List all lines of the data containing the word "JSON".

━━━━━━

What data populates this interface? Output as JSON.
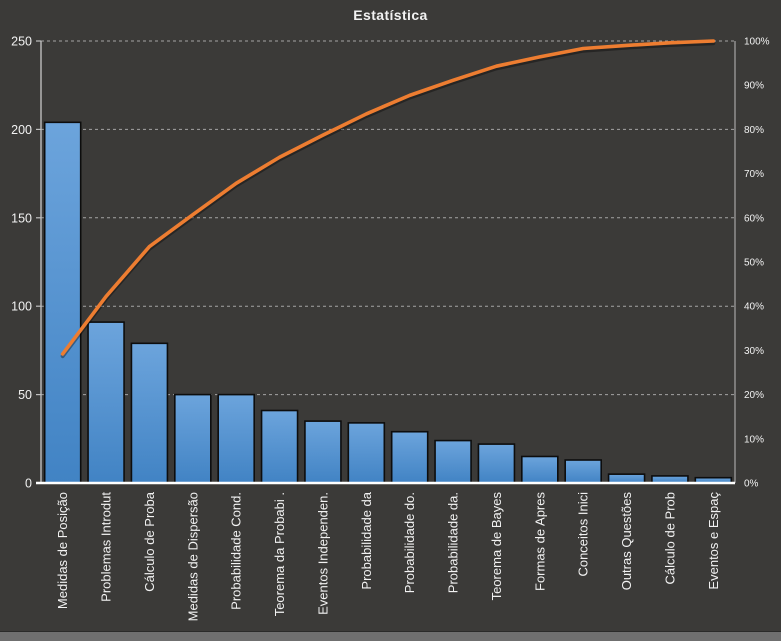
{
  "chart_data": {
    "type": "bar",
    "subtype": "pareto",
    "title": "Estatística",
    "categories": [
      "Medidas de Posição",
      "Problemas Introdut",
      "Cálculo de Proba",
      "Medidas de Dispersão",
      "Probabilidade Cond.",
      "Teorema da Probabi .",
      "Eventos Independen.",
      "Probabilidade da",
      "Probabilidade do.",
      "Probabilidade da.",
      "Teorema de Bayes",
      "Formas de Apres",
      "Conceitos Inici",
      "Outras Questões",
      "Cálculo de Prob",
      "Eventos e Espaç"
    ],
    "series": [
      {
        "kind": "bar",
        "axis": "left",
        "values": [
          204,
          91,
          79,
          50,
          50,
          41,
          35,
          34,
          29,
          24,
          22,
          15,
          13,
          5,
          4,
          3
        ]
      },
      {
        "kind": "line",
        "axis": "right",
        "cumulative_percent": [
          29.2,
          42.2,
          53.5,
          60.7,
          67.8,
          73.7,
          78.7,
          83.5,
          87.7,
          91.1,
          94.3,
          96.4,
          98.3,
          99.0,
          99.6,
          100.0
        ]
      }
    ],
    "left_axis": {
      "min": 0,
      "max": 250,
      "ticks": [
        0,
        50,
        100,
        150,
        200,
        250
      ]
    },
    "right_axis": {
      "ticks": [
        "0%",
        "10%",
        "20%",
        "30%",
        "40%",
        "50%",
        "60%",
        "70%",
        "80%",
        "90%",
        "100%"
      ]
    },
    "grid": {
      "horizontal": true,
      "style": "dashed",
      "at_left_values": [
        50,
        100,
        150,
        200,
        250
      ]
    },
    "legend": "none",
    "colors": {
      "background": "#3B3A38",
      "bar_fill_top": "#6CA4DC",
      "bar_fill_bottom": "#4183C4",
      "bar_border": "#0D0D0D",
      "line": "#ED7D31",
      "gridline": "#C8C8C8",
      "axis_left_line": "#BFBFBF",
      "axis_right_line": "#A6A6A6",
      "axis_baseline": "#FFFFFF",
      "text": "#F2F2F2",
      "window_bottom_strip": "#6F6F6F"
    }
  }
}
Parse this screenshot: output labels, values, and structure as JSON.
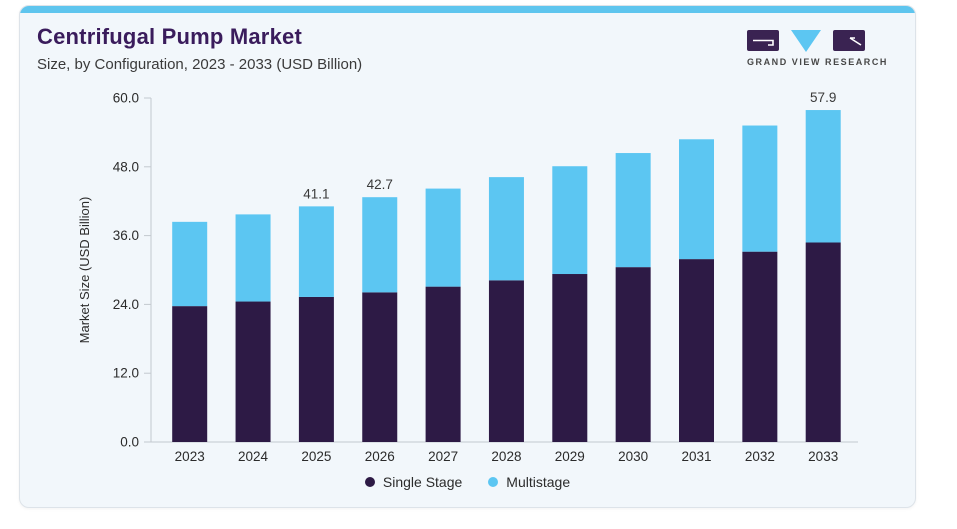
{
  "card": {
    "title": "Centrifugal Pump Market",
    "subtitle": "Size, by Configuration, 2023 - 2033 (USD Billion)"
  },
  "logo": {
    "text": "GRAND VIEW RESEARCH"
  },
  "colors": {
    "single_stage": "#2d1a45",
    "multistage": "#5cc6f2",
    "top_strip": "#5ec5ee",
    "title_text": "#3a1c5c",
    "axis_line": "#c3c9cf",
    "tick_text": "#2b2b2b",
    "value_label_text": "#3a3a3a",
    "logo_block": "#3a2352",
    "logo_triangle": "#5cc6f2"
  },
  "chart_data": {
    "type": "bar",
    "stacked": true,
    "title": "Centrifugal Pump Market Size, by Configuration, 2023 - 2033 (USD Billion)",
    "categories": [
      "2023",
      "2024",
      "2025",
      "2026",
      "2027",
      "2028",
      "2029",
      "2030",
      "2031",
      "2032",
      "2033"
    ],
    "series": [
      {
        "name": "Single Stage",
        "color": "#2d1a45",
        "values": [
          23.7,
          24.5,
          25.3,
          26.1,
          27.1,
          28.2,
          29.3,
          30.5,
          31.9,
          33.2,
          34.8
        ]
      },
      {
        "name": "Multistage",
        "color": "#5cc6f2",
        "values": [
          14.7,
          15.2,
          15.8,
          16.6,
          17.1,
          18.0,
          18.8,
          19.9,
          20.9,
          22.0,
          23.1
        ]
      }
    ],
    "totals": [
      38.4,
      39.7,
      41.1,
      42.7,
      44.2,
      46.2,
      48.1,
      50.4,
      52.8,
      55.2,
      57.9
    ],
    "totals_labels": [
      "",
      "",
      "41.1",
      "42.7",
      "",
      "",
      "",
      "",
      "",
      "",
      "57.9"
    ],
    "xlabel": "",
    "ylabel": "Market Size (USD Billion)",
    "ylim": [
      0,
      60
    ],
    "yticks": [
      "0.0",
      "12.0",
      "24.0",
      "36.0",
      "48.0",
      "60.0"
    ],
    "ytick_values": [
      0,
      12,
      24,
      36,
      48,
      60
    ],
    "grid": false,
    "legend_position": "bottom"
  },
  "legend": {
    "items": [
      {
        "label": "Single Stage",
        "color": "#2d1a45"
      },
      {
        "label": "Multistage",
        "color": "#5cc6f2"
      }
    ]
  }
}
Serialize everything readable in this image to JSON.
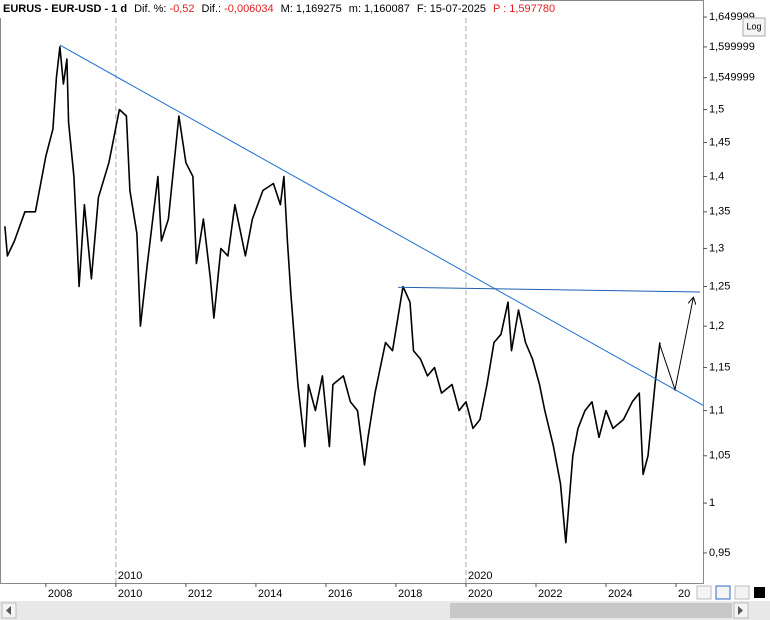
{
  "header": {
    "symbol": "EURUS - EUR-USD - 1 d",
    "fields": [
      {
        "label": "Dif. %:",
        "value": "-0,52",
        "color": "#e02020"
      },
      {
        "label": "Dif.:",
        "value": "-0,006034",
        "color": "#e02020"
      },
      {
        "label": "M:",
        "value": "1,169275",
        "color": "#000000"
      },
      {
        "label": "m:",
        "value": "1,160087",
        "color": "#000000"
      },
      {
        "label": "F:",
        "value": "15-07-2025",
        "color": "#000000"
      },
      {
        "label": "P :",
        "value": "1,597780",
        "color": "#e02020",
        "label_color": "#e02020"
      }
    ],
    "log_button": "Log"
  },
  "chart_data": {
    "type": "line",
    "color": "#000000",
    "log_scale": true,
    "x": [
      2006.83,
      2006.9,
      2007.1,
      2007.4,
      2007.7,
      2008.0,
      2008.2,
      2008.3,
      2008.4,
      2008.5,
      2008.6,
      2008.65,
      2008.8,
      2008.9,
      2008.95,
      2009.1,
      2009.3,
      2009.5,
      2009.8,
      2010.1,
      2010.3,
      2010.4,
      2010.6,
      2010.7,
      2010.9,
      2011.2,
      2011.3,
      2011.5,
      2011.8,
      2012.0,
      2012.2,
      2012.3,
      2012.5,
      2012.7,
      2012.8,
      2013.0,
      2013.2,
      2013.4,
      2013.7,
      2013.9,
      2014.2,
      2014.5,
      2014.7,
      2014.8,
      2014.9,
      2015.0,
      2015.2,
      2015.4,
      2015.5,
      2015.7,
      2015.9,
      2016.1,
      2016.2,
      2016.5,
      2016.7,
      2016.9,
      2017.1,
      2017.2,
      2017.4,
      2017.7,
      2017.9,
      2018.2,
      2018.4,
      2018.5,
      2018.7,
      2018.9,
      2019.1,
      2019.3,
      2019.6,
      2019.8,
      2020.0,
      2020.2,
      2020.4,
      2020.6,
      2020.8,
      2021.0,
      2021.2,
      2021.3,
      2021.5,
      2021.7,
      2021.9,
      2022.1,
      2022.25,
      2022.5,
      2022.7,
      2022.85,
      2023.05,
      2023.2,
      2023.4,
      2023.6,
      2023.8,
      2024.0,
      2024.2,
      2024.5,
      2024.75,
      2024.95,
      2025.06,
      2025.2,
      2025.4,
      2025.54
    ],
    "values": [
      1.33,
      1.29,
      1.31,
      1.35,
      1.35,
      1.43,
      1.47,
      1.55,
      1.6,
      1.54,
      1.58,
      1.48,
      1.4,
      1.3,
      1.25,
      1.36,
      1.26,
      1.37,
      1.42,
      1.5,
      1.49,
      1.38,
      1.32,
      1.2,
      1.28,
      1.4,
      1.31,
      1.34,
      1.49,
      1.42,
      1.4,
      1.28,
      1.34,
      1.26,
      1.21,
      1.3,
      1.29,
      1.36,
      1.29,
      1.34,
      1.38,
      1.39,
      1.36,
      1.4,
      1.31,
      1.24,
      1.13,
      1.06,
      1.13,
      1.1,
      1.14,
      1.06,
      1.13,
      1.14,
      1.11,
      1.1,
      1.04,
      1.07,
      1.12,
      1.18,
      1.17,
      1.25,
      1.23,
      1.17,
      1.16,
      1.14,
      1.15,
      1.12,
      1.13,
      1.1,
      1.11,
      1.08,
      1.09,
      1.13,
      1.18,
      1.19,
      1.23,
      1.17,
      1.22,
      1.18,
      1.16,
      1.13,
      1.1,
      1.06,
      1.02,
      0.96,
      1.05,
      1.08,
      1.1,
      1.11,
      1.07,
      1.1,
      1.08,
      1.09,
      1.11,
      1.12,
      1.03,
      1.05,
      1.13,
      1.18
    ],
    "xlim": [
      2006.69,
      2026.77
    ],
    "ylim": [
      0.921,
      1.662
    ],
    "xticks": [
      2008,
      2010,
      2012,
      2014,
      2016,
      2018,
      2020,
      2022,
      2024,
      {
        "value": 2026,
        "label": "20"
      }
    ],
    "period_lines": [
      2010,
      2020
    ],
    "yticks": [
      {
        "value": 0.95,
        "label": "0,95"
      },
      {
        "value": 1,
        "label": "1"
      },
      {
        "value": 1.05,
        "label": "1,05"
      },
      {
        "value": 1.1,
        "label": "1,1"
      },
      {
        "value": 1.15,
        "label": "1,15"
      },
      {
        "value": 1.2,
        "label": "1,2"
      },
      {
        "value": 1.25,
        "label": "1,25"
      },
      {
        "value": 1.3,
        "label": "1,3"
      },
      {
        "value": 1.35,
        "label": "1,35"
      },
      {
        "value": 1.4,
        "label": "1,4"
      },
      {
        "value": 1.45,
        "label": "1,45"
      },
      {
        "value": 1.5,
        "label": "1,5"
      },
      {
        "value": 1.549999,
        "label": "1,549999"
      },
      {
        "value": 1.599999,
        "label": "1,599999"
      },
      {
        "value": 1.649999,
        "label": "1,649999"
      }
    ],
    "drawings": [
      {
        "color": "#1f6fd0",
        "x": [
          2008.4,
          2026.77
        ],
        "y": [
          1.603,
          1.106
        ]
      },
      {
        "color": "#1f5fb0",
        "x": [
          2018.06,
          2026.69
        ],
        "y": [
          1.249,
          1.243
        ]
      },
      {
        "color": "#000000",
        "arrow": true,
        "x": [
          2025.54,
          2025.97,
          2026.49
        ],
        "y": [
          1.177,
          1.124,
          1.235
        ]
      }
    ]
  }
}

━━━━━━

Task solution:
What data populates this interface? Output as JSON.
Parse this screenshot: output labels, values, and structure as JSON.
Serialize everything readable in this image to JSON.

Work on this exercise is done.